**Task objective:**
Repeat each line exactly, leaving nothing out.

[Items listed in a dataset]
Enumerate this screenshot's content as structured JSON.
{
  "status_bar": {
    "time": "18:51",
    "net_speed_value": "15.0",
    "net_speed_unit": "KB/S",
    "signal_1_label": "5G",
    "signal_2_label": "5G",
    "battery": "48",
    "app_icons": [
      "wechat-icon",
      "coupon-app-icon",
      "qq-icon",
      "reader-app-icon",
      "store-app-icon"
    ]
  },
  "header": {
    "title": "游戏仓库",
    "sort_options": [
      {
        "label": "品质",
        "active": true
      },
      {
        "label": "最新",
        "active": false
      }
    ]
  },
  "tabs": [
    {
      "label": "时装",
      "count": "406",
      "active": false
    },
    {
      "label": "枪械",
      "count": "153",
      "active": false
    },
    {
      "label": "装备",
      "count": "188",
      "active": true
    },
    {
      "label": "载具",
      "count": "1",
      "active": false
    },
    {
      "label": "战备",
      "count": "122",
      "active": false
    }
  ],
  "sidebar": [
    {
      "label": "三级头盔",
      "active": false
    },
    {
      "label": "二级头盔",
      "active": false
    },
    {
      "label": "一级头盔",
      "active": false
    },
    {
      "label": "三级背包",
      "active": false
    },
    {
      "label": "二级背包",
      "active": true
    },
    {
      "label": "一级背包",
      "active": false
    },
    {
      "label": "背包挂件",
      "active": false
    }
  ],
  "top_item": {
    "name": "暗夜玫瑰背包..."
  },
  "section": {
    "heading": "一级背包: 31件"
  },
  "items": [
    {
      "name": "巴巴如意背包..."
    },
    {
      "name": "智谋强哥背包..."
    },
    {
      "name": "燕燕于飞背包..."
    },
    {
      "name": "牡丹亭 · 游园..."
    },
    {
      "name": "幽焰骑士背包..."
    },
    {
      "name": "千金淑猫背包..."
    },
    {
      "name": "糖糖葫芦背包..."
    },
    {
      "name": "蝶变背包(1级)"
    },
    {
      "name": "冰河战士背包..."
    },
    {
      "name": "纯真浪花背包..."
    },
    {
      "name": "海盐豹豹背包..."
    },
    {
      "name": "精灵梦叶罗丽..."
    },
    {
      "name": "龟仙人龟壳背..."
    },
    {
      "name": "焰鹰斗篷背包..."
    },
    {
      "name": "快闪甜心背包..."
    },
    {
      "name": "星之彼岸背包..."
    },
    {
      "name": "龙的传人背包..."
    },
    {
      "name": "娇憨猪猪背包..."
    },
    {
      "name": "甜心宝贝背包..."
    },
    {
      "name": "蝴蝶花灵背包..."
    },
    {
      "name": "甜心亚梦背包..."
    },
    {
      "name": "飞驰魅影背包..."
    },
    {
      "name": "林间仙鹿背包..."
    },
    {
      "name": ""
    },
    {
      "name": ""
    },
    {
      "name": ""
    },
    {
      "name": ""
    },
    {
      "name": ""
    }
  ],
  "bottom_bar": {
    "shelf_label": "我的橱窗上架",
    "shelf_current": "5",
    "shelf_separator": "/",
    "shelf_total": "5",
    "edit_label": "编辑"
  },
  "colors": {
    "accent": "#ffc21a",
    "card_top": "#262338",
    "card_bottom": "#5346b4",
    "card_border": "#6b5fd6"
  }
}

**Solution for this problem:**
Enumerate this screenshot's content as structured JSON.
{
  "status_bar": {
    "time": "18:51",
    "net_speed_value": "15.0",
    "net_speed_unit": "KB/S",
    "signal_1_label": "5G",
    "signal_2_label": "5G",
    "battery": "48",
    "app_icons": [
      "wechat-icon",
      "coupon-app-icon",
      "qq-icon",
      "reader-app-icon",
      "store-app-icon"
    ]
  },
  "header": {
    "title": "游戏仓库",
    "sort_options": [
      {
        "label": "品质",
        "active": true
      },
      {
        "label": "最新",
        "active": false
      }
    ]
  },
  "tabs": [
    {
      "label": "时装",
      "count": "406",
      "active": false
    },
    {
      "label": "枪械",
      "count": "153",
      "active": false
    },
    {
      "label": "装备",
      "count": "188",
      "active": true
    },
    {
      "label": "载具",
      "count": "1",
      "active": false
    },
    {
      "label": "战备",
      "count": "122",
      "active": false
    }
  ],
  "sidebar": [
    {
      "label": "三级头盔",
      "active": false
    },
    {
      "label": "二级头盔",
      "active": false
    },
    {
      "label": "一级头盔",
      "active": false
    },
    {
      "label": "三级背包",
      "active": false
    },
    {
      "label": "二级背包",
      "active": true
    },
    {
      "label": "一级背包",
      "active": false
    },
    {
      "label": "背包挂件",
      "active": false
    }
  ],
  "top_item": {
    "name": "暗夜玫瑰背包..."
  },
  "section": {
    "heading": "一级背包: 31件"
  },
  "items": [
    {
      "name": "巴巴如意背包..."
    },
    {
      "name": "智谋强哥背包..."
    },
    {
      "name": "燕燕于飞背包..."
    },
    {
      "name": "牡丹亭 · 游园..."
    },
    {
      "name": "幽焰骑士背包..."
    },
    {
      "name": "千金淑猫背包..."
    },
    {
      "name": "糖糖葫芦背包..."
    },
    {
      "name": "蝶变背包(1级)"
    },
    {
      "name": "冰河战士背包..."
    },
    {
      "name": "纯真浪花背包..."
    },
    {
      "name": "海盐豹豹背包..."
    },
    {
      "name": "精灵梦叶罗丽..."
    },
    {
      "name": "龟仙人龟壳背..."
    },
    {
      "name": "焰鹰斗篷背包..."
    },
    {
      "name": "快闪甜心背包..."
    },
    {
      "name": "星之彼岸背包..."
    },
    {
      "name": "龙的传人背包..."
    },
    {
      "name": "娇憨猪猪背包..."
    },
    {
      "name": "甜心宝贝背包..."
    },
    {
      "name": "蝴蝶花灵背包..."
    },
    {
      "name": "甜心亚梦背包..."
    },
    {
      "name": "飞驰魅影背包..."
    },
    {
      "name": "林间仙鹿背包..."
    },
    {
      "name": ""
    },
    {
      "name": ""
    },
    {
      "name": ""
    },
    {
      "name": ""
    },
    {
      "name": ""
    }
  ],
  "bottom_bar": {
    "shelf_label": "我的橱窗上架",
    "shelf_current": "5",
    "shelf_separator": "/",
    "shelf_total": "5",
    "edit_label": "编辑"
  },
  "colors": {
    "accent": "#ffc21a",
    "card_top": "#262338",
    "card_bottom": "#5346b4",
    "card_border": "#6b5fd6"
  }
}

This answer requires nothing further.